**WRITTEN TASK:** Locate every line below that contains the word "name" and copy it.
====== PROVIDED INFORMATION ======
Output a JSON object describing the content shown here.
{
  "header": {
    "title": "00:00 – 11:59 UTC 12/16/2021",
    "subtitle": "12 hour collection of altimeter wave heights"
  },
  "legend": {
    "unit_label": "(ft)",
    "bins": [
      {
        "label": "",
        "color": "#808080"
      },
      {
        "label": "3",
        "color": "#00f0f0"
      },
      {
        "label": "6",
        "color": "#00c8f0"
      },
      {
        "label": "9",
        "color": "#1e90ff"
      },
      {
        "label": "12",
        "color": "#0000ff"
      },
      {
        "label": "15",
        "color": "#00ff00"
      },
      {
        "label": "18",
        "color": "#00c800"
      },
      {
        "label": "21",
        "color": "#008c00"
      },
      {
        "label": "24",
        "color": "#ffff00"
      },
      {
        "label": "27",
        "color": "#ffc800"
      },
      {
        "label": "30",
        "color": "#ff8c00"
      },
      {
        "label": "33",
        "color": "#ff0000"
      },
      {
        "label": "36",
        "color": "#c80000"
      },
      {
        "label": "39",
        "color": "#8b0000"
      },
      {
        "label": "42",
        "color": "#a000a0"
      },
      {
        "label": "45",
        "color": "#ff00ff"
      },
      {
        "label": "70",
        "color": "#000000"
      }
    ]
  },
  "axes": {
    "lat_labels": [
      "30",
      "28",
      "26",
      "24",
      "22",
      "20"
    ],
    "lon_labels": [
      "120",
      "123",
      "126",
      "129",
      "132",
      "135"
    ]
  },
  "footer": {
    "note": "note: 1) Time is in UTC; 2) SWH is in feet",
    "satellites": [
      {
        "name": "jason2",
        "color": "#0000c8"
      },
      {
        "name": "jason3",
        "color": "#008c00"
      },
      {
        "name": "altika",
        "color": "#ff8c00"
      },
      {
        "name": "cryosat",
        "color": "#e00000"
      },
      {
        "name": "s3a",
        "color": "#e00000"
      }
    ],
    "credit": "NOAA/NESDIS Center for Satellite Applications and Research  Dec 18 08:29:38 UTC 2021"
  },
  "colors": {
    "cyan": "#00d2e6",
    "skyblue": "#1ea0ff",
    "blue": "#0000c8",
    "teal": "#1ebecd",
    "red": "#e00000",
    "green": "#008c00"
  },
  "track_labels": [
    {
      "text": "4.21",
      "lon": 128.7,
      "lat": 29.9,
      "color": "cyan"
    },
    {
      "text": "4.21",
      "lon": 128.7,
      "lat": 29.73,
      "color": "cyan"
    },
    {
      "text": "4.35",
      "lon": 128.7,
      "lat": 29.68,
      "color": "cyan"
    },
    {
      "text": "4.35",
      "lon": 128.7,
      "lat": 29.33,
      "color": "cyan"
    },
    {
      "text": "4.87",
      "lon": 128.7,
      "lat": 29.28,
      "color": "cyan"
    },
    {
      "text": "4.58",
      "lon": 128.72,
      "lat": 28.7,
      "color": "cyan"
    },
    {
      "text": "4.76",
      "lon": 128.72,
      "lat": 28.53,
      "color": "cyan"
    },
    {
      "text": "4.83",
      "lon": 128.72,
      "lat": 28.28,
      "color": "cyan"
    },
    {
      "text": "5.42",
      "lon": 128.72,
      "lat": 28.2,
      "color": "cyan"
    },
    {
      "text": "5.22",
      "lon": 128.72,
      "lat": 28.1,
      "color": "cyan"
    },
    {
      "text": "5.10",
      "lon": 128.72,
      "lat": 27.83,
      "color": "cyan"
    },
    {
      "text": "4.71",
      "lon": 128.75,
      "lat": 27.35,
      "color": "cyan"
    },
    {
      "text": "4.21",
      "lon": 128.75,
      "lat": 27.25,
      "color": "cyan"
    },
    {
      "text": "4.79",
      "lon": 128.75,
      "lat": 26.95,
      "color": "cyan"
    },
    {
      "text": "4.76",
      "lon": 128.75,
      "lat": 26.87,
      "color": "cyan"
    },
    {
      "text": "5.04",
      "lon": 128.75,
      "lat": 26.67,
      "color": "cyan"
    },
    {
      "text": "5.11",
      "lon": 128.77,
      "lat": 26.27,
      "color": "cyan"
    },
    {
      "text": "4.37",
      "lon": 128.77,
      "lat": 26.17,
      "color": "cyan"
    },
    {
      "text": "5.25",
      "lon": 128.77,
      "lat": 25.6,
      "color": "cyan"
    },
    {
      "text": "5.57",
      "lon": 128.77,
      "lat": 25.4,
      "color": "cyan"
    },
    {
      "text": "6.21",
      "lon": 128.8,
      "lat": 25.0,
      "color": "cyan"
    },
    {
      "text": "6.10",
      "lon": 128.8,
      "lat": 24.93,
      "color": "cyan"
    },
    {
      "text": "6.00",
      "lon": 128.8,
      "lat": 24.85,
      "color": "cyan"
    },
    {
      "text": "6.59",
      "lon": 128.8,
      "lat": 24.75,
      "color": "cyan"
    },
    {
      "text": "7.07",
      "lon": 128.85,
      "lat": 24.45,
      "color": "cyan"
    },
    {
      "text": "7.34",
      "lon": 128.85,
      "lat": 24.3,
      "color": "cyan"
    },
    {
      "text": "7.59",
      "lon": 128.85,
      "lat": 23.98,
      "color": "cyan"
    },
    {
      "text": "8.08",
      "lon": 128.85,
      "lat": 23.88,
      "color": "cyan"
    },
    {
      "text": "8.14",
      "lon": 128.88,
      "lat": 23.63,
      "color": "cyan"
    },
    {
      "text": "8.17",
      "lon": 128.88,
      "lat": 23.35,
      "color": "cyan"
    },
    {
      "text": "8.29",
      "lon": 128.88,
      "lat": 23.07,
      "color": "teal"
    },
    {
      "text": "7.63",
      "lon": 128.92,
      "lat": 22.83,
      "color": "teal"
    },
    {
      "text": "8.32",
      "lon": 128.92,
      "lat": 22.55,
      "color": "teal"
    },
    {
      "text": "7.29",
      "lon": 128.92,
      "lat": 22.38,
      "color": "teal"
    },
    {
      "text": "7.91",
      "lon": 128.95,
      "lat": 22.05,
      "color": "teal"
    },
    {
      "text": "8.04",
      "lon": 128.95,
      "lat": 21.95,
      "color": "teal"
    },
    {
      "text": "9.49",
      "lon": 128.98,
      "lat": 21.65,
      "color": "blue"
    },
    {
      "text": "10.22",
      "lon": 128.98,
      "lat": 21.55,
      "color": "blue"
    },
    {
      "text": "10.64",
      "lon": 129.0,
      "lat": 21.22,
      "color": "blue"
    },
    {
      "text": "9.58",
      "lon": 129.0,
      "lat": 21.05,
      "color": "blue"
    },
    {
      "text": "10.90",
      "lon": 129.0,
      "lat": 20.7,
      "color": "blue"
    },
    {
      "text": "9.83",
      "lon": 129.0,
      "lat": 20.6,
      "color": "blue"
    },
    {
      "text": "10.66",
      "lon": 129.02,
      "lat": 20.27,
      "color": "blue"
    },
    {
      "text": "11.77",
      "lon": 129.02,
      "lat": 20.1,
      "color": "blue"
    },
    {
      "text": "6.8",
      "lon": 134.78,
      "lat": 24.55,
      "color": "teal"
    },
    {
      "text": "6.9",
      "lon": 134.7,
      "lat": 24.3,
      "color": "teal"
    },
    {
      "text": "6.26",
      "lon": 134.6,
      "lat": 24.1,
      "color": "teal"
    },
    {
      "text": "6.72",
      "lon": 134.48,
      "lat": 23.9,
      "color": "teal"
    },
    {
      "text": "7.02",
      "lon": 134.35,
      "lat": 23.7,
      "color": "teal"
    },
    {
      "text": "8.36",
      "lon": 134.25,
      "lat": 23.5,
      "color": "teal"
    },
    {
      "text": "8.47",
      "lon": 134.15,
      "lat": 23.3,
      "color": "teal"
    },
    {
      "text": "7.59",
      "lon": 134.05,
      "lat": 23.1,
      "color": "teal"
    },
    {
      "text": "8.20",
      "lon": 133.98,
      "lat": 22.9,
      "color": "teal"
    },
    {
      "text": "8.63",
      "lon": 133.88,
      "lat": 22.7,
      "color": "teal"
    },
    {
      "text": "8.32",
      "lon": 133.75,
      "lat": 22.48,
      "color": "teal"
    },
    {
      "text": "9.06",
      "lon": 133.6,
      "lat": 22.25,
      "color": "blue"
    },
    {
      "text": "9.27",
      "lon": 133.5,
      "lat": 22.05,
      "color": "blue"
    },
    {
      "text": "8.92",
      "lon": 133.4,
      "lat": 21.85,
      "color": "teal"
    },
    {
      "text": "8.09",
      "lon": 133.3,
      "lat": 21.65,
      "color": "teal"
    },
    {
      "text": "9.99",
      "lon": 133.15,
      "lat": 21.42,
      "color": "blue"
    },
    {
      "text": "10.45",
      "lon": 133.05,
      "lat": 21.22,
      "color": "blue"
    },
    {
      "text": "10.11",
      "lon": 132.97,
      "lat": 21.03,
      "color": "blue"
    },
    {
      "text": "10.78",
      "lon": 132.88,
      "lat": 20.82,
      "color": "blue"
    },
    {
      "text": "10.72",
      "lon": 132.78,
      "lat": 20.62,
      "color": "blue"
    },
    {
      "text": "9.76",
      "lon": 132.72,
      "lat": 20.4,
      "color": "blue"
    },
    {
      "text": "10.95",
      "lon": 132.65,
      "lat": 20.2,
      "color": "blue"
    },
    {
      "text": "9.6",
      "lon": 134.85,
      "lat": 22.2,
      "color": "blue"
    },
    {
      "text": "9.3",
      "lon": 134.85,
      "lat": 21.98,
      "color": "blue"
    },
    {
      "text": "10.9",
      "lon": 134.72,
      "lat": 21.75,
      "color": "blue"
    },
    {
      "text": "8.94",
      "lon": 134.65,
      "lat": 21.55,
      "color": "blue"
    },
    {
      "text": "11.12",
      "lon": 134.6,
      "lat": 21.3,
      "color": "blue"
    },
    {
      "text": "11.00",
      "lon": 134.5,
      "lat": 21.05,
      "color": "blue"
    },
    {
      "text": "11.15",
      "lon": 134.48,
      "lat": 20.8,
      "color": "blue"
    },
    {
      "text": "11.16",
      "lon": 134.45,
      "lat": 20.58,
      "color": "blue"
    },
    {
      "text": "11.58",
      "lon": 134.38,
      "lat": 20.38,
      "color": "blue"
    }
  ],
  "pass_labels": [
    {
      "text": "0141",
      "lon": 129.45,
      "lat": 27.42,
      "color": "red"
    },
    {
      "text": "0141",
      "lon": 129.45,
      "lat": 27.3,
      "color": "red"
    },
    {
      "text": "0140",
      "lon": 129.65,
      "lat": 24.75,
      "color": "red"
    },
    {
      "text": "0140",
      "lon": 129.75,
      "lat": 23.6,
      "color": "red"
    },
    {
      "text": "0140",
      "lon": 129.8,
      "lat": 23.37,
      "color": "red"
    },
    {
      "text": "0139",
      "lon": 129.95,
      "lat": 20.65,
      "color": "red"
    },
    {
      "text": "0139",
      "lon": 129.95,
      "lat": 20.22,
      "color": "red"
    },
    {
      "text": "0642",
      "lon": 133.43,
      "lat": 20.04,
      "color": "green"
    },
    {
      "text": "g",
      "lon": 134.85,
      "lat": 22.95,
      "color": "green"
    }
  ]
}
======
**SOLUTION TO THIS TASK:**
        "name": "jason2",
        "name": "jason3",
        "name": "altika",
        "name": "cryosat",
        "name": "s3a",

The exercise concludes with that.